_Goal_
Copy out the lines of every item below word for word, leaving out the pictures.

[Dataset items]
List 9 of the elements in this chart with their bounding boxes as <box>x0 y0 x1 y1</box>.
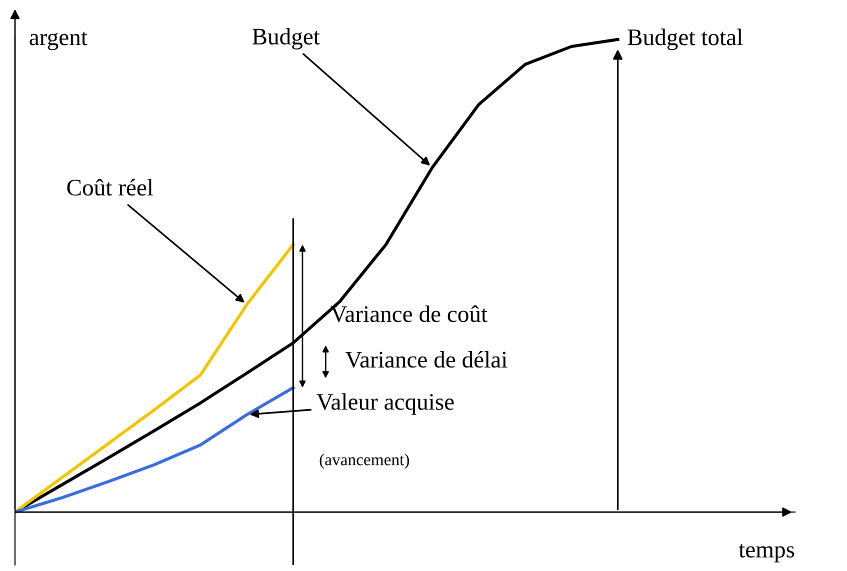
y-axis-title: argent <box>30 32 88 50</box>
annotation: (avancement) <box>320 454 410 469</box>
annotation: Variance de délai <box>345 351 508 368</box>
annotation: Valeur acquise <box>316 393 454 415</box>
annotation: Budget total <box>628 28 743 50</box>
annotation: Coût réel <box>67 178 154 196</box>
annotation: Budget <box>252 28 320 50</box>
x-axis-title: temps <box>738 544 794 562</box>
annotation: Variance de coût <box>330 305 488 322</box>
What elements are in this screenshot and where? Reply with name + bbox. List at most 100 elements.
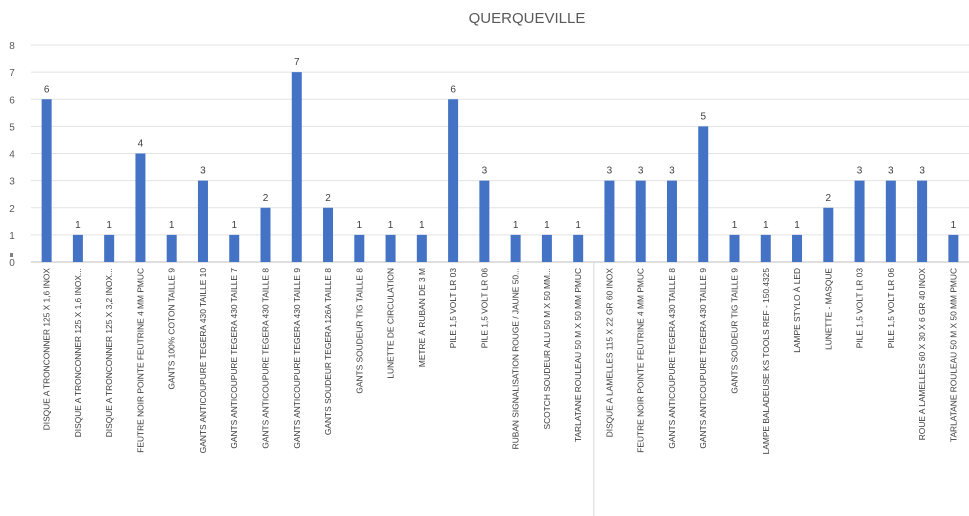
- bar: [698, 126, 709, 262]
- data-label: 2: [263, 193, 269, 204]
- data-label: 6: [450, 84, 456, 95]
- data-label: 1: [575, 220, 581, 231]
- x-tick-label: GANTS ANTICOUPURE TEGERA 430 TAILLE 8: [261, 268, 271, 449]
- gridlines: [31, 44, 969, 263]
- data-label: 1: [169, 220, 175, 231]
- bar: [72, 234, 83, 262]
- x-tick-label: GANTS 100% COTON TAILLE 9: [167, 268, 177, 390]
- bar: [385, 234, 396, 262]
- x-tick-label: DISQUE A TRONCONNER 125 X 3,2 INOX...: [104, 268, 114, 437]
- x-tick-label: METRE À RUBAN DE 3 M: [417, 268, 427, 367]
- bar-series: [41, 72, 959, 262]
- bar: [510, 234, 521, 262]
- bar: [823, 207, 834, 262]
- bar: [760, 234, 771, 262]
- y-tick-label: 8: [9, 41, 15, 52]
- x-tick-label: LUNETTE DE CIRCULATION: [386, 268, 396, 379]
- y-tick-label: 1: [9, 231, 15, 242]
- x-tick-label: DISQUE A TRONCONNER 125 X 1,6 INOX: [42, 268, 52, 431]
- data-label: 2: [826, 193, 832, 204]
- bar: [729, 234, 740, 262]
- data-label: 3: [482, 166, 488, 177]
- bar: [260, 207, 271, 262]
- x-tick-label: GANTS SOUDEUR TIG TAILLE 9: [730, 268, 740, 394]
- bar: [479, 180, 490, 262]
- axis-marker: [10, 253, 13, 257]
- y-tick-label: 3: [9, 177, 15, 188]
- x-tick-label: PILE 1,5 VOLT LR 03: [855, 268, 865, 349]
- data-label: 1: [357, 220, 363, 231]
- data-label: 1: [794, 220, 800, 231]
- data-label: 1: [951, 220, 957, 231]
- data-label: 3: [888, 166, 894, 177]
- x-tick-label: FEUTRE NOIR POINTE FEUTRINE 4 MM PMUC: [135, 268, 145, 453]
- x-tick-label: FEUTRE NOIR POINTE FEUTRINE 4 MM PMUC: [636, 268, 646, 453]
- data-label: 2: [325, 193, 331, 204]
- bar: [135, 153, 146, 262]
- bar: [166, 234, 177, 262]
- data-label: 1: [544, 220, 550, 231]
- data-label: 3: [607, 166, 613, 177]
- x-tick-label: PILE 1,5 VOLT LR 06: [479, 268, 489, 349]
- data-label: 3: [919, 166, 925, 177]
- bar: [948, 234, 959, 262]
- x-tick-label: PILE 1,5 VOLT LR 03: [448, 268, 458, 349]
- bar: [41, 99, 52, 262]
- bar: [541, 234, 552, 262]
- x-tick-label: DISQUE A LAMELLES 115 X 22 GR 60 INOX: [604, 268, 614, 438]
- data-label: 3: [200, 166, 206, 177]
- x-tick-label: GANTS ANTICOUPURE TEGERA 430 TAILLE 8: [667, 268, 677, 449]
- y-axis: 0 1 2 3 4 5 6 7 8: [9, 41, 15, 269]
- x-tick-label: RUBAN SIGNALISATION ROUGE / JAUNE 50...: [511, 268, 521, 449]
- bar: [197, 180, 208, 262]
- bar: [792, 234, 803, 262]
- x-tick-label: TARLATANE ROULEAU 50 M X 50 MM PMUC: [573, 268, 583, 442]
- bar: [229, 234, 240, 262]
- chart-title: QUERQUEVILLE: [469, 10, 586, 27]
- data-label: 1: [419, 220, 425, 231]
- x-tick-label: SCOTCH SOUDEUR ALU 50 M X 50 MM...: [542, 268, 552, 429]
- y-tick-label: 4: [9, 150, 15, 161]
- x-tick-label: PILE 1,5 VOLT LR 06: [886, 268, 896, 349]
- data-label: 1: [763, 220, 769, 231]
- y-tick-label: 2: [9, 204, 15, 215]
- data-label: 1: [732, 220, 738, 231]
- data-label: 1: [75, 220, 81, 231]
- bar: [323, 207, 334, 262]
- x-tick-label: LAMPE BALADEUSE KS TOOLS REF - 150.4325: [761, 268, 771, 455]
- x-tick-label: DISQUE A TRONCONNER 125 X 1,6 INOX...: [73, 268, 83, 437]
- bar: [917, 180, 928, 262]
- data-label: 1: [231, 220, 237, 231]
- data-label: 3: [638, 166, 644, 177]
- bar: [354, 234, 365, 262]
- bar: [416, 234, 427, 262]
- x-tick-label: ROUE A LAMELLES 60 X 30 X 6 GR 40 INOX: [917, 268, 927, 441]
- bar: [104, 234, 115, 262]
- data-label: 1: [388, 220, 394, 231]
- x-tick-label: GANTS ANTICOUPURE TEGERA 430 TAILLE 9: [292, 268, 302, 449]
- data-label: 1: [106, 220, 112, 231]
- x-tick-label: TARLATANE ROULEAU 50 M X 50 MM PMUC: [948, 268, 958, 442]
- x-tick-label: GANTS ANTICOUPURE TEGERA 430 TAILLE 9: [698, 268, 708, 449]
- x-tick-label: GANTS ANTICOUPURE TEGERA 430 TAILLE 10: [198, 268, 208, 454]
- data-label: 3: [857, 166, 863, 177]
- data-label: 6: [44, 84, 50, 95]
- x-tick-label: LAMPE STYLO À LED: [792, 268, 802, 353]
- x-tick-label: GANTS SOUDEUR TIG TAILLE 8: [354, 268, 364, 394]
- data-label: 5: [700, 111, 706, 122]
- bar: [604, 180, 615, 262]
- y-tick-label: 5: [9, 122, 15, 133]
- bar: [854, 180, 865, 262]
- data-label: 1: [513, 220, 519, 231]
- y-tick-label: 6: [9, 95, 15, 106]
- bar: [635, 180, 646, 262]
- bar: [885, 180, 896, 262]
- data-label: 3: [669, 166, 675, 177]
- data-label: 7: [294, 57, 300, 68]
- bar: [448, 99, 459, 262]
- x-tick-label: GANTS ANTICOUPURE TEGERA 430 TAILLE 7: [229, 268, 239, 449]
- y-tick-label: 0: [9, 258, 15, 269]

_The response_
List 9 of the elements in this chart with their bounding boxes as <box>x0 y0 x1 y1</box>.
y-axis-title: argent <box>30 32 88 50</box>
annotation: (avancement) <box>320 454 410 469</box>
annotation: Variance de délai <box>345 351 508 368</box>
annotation: Valeur acquise <box>316 393 454 415</box>
annotation: Budget total <box>628 28 743 50</box>
annotation: Coût réel <box>67 178 154 196</box>
annotation: Budget <box>252 28 320 50</box>
x-axis-title: temps <box>738 544 794 562</box>
annotation: Variance de coût <box>330 305 488 322</box>
What elements are in this screenshot and where? Reply with name + bbox. List at most 100 elements.
- bar: [698, 126, 709, 262]
- data-label: 2: [263, 193, 269, 204]
- data-label: 6: [450, 84, 456, 95]
- data-label: 1: [575, 220, 581, 231]
- x-tick-label: GANTS ANTICOUPURE TEGERA 430 TAILLE 8: [261, 268, 271, 449]
- gridlines: [31, 44, 969, 263]
- data-label: 1: [169, 220, 175, 231]
- bar: [72, 234, 83, 262]
- x-tick-label: GANTS 100% COTON TAILLE 9: [167, 268, 177, 390]
- bar: [385, 234, 396, 262]
- x-tick-label: DISQUE A TRONCONNER 125 X 3,2 INOX...: [104, 268, 114, 437]
- x-tick-label: METRE À RUBAN DE 3 M: [417, 268, 427, 367]
- bar-series: [41, 72, 959, 262]
- bar: [510, 234, 521, 262]
- bar: [823, 207, 834, 262]
- bar: [760, 234, 771, 262]
- y-tick-label: 8: [9, 41, 15, 52]
- x-tick-label: LUNETTE DE CIRCULATION: [386, 268, 396, 379]
- y-tick-label: 1: [9, 231, 15, 242]
- x-tick-label: DISQUE A TRONCONNER 125 X 1,6 INOX: [42, 268, 52, 431]
- data-label: 2: [826, 193, 832, 204]
- bar: [729, 234, 740, 262]
- data-label: 3: [482, 166, 488, 177]
- bar: [260, 207, 271, 262]
- x-tick-label: GANTS SOUDEUR TIG TAILLE 9: [730, 268, 740, 394]
- bar: [479, 180, 490, 262]
- axis-marker: [10, 253, 13, 257]
- y-tick-label: 3: [9, 177, 15, 188]
- x-tick-label: PILE 1,5 VOLT LR 03: [855, 268, 865, 349]
- data-label: 1: [357, 220, 363, 231]
- data-label: 1: [794, 220, 800, 231]
- data-label: 1: [951, 220, 957, 231]
- data-label: 3: [888, 166, 894, 177]
- x-tick-label: FEUTRE NOIR POINTE FEUTRINE 4 MM PMUC: [135, 268, 145, 453]
- x-tick-label: FEUTRE NOIR POINTE FEUTRINE 4 MM PMUC: [636, 268, 646, 453]
- data-label: 2: [325, 193, 331, 204]
- bar: [135, 153, 146, 262]
- bar: [166, 234, 177, 262]
- data-label: 1: [544, 220, 550, 231]
- data-label: 3: [607, 166, 613, 177]
- x-tick-label: PILE 1,5 VOLT LR 06: [479, 268, 489, 349]
- data-label: 3: [919, 166, 925, 177]
- bar: [948, 234, 959, 262]
- x-tick-label: PILE 1,5 VOLT LR 03: [448, 268, 458, 349]
- bar: [41, 99, 52, 262]
- bar: [541, 234, 552, 262]
- x-tick-label: DISQUE A LAMELLES 115 X 22 GR 60 INOX: [604, 268, 614, 438]
- data-label: 3: [200, 166, 206, 177]
- x-tick-label: GANTS ANTICOUPURE TEGERA 430 TAILLE 8: [667, 268, 677, 449]
- y-axis: 0 1 2 3 4 5 6 7 8: [9, 41, 15, 269]
- x-tick-label: RUBAN SIGNALISATION ROUGE / JAUNE 50...: [511, 268, 521, 449]
- bar: [197, 180, 208, 262]
- bar: [792, 234, 803, 262]
- x-tick-label: TARLATANE ROULEAU 50 M X 50 MM PMUC: [573, 268, 583, 442]
- bar: [229, 234, 240, 262]
- chart-title: QUERQUEVILLE: [469, 10, 586, 27]
- data-label: 1: [419, 220, 425, 231]
- x-tick-label: SCOTCH SOUDEUR ALU 50 M X 50 MM...: [542, 268, 552, 429]
- y-tick-label: 4: [9, 150, 15, 161]
- x-tick-label: PILE 1,5 VOLT LR 06: [886, 268, 896, 349]
- data-label: 1: [763, 220, 769, 231]
- y-tick-label: 2: [9, 204, 15, 215]
- data-label: 1: [732, 220, 738, 231]
- data-label: 1: [75, 220, 81, 231]
- bar: [323, 207, 334, 262]
- x-tick-label: LAMPE BALADEUSE KS TOOLS REF - 150.4325: [761, 268, 771, 455]
- x-tick-label: DISQUE A TRONCONNER 125 X 1,6 INOX...: [73, 268, 83, 437]
- bar: [917, 180, 928, 262]
- data-label: 1: [231, 220, 237, 231]
- data-label: 3: [638, 166, 644, 177]
- bar: [354, 234, 365, 262]
- bar: [416, 234, 427, 262]
- x-tick-label: ROUE A LAMELLES 60 X 30 X 6 GR 40 INOX: [917, 268, 927, 441]
- bar: [104, 234, 115, 262]
- data-label: 1: [388, 220, 394, 231]
- x-tick-label: GANTS ANTICOUPURE TEGERA 430 TAILLE 9: [292, 268, 302, 449]
- data-label: 1: [106, 220, 112, 231]
- x-tick-label: TARLATANE ROULEAU 50 M X 50 MM PMUC: [948, 268, 958, 442]
- x-tick-label: GANTS ANTICOUPURE TEGERA 430 TAILLE 9: [698, 268, 708, 449]
- x-tick-label: GANTS ANTICOUPURE TEGERA 430 TAILLE 10: [198, 268, 208, 454]
- data-label: 3: [857, 166, 863, 177]
- data-label: 6: [44, 84, 50, 95]
- x-tick-label: LAMPE STYLO À LED: [792, 268, 802, 353]
- x-tick-label: GANTS SOUDEUR TIG TAILLE 8: [354, 268, 364, 394]
- data-label: 5: [700, 111, 706, 122]
- bar: [604, 180, 615, 262]
- y-tick-label: 5: [9, 122, 15, 133]
- bar: [854, 180, 865, 262]
- data-label: 1: [513, 220, 519, 231]
- y-tick-label: 6: [9, 95, 15, 106]
- bar: [635, 180, 646, 262]
- bar: [885, 180, 896, 262]
- data-label: 3: [669, 166, 675, 177]
- data-label: 7: [294, 57, 300, 68]
- bar: [448, 99, 459, 262]
- x-tick-label: GANTS ANTICOUPURE TEGERA 430 TAILLE 7: [229, 268, 239, 449]
- y-tick-label: 0: [9, 258, 15, 269]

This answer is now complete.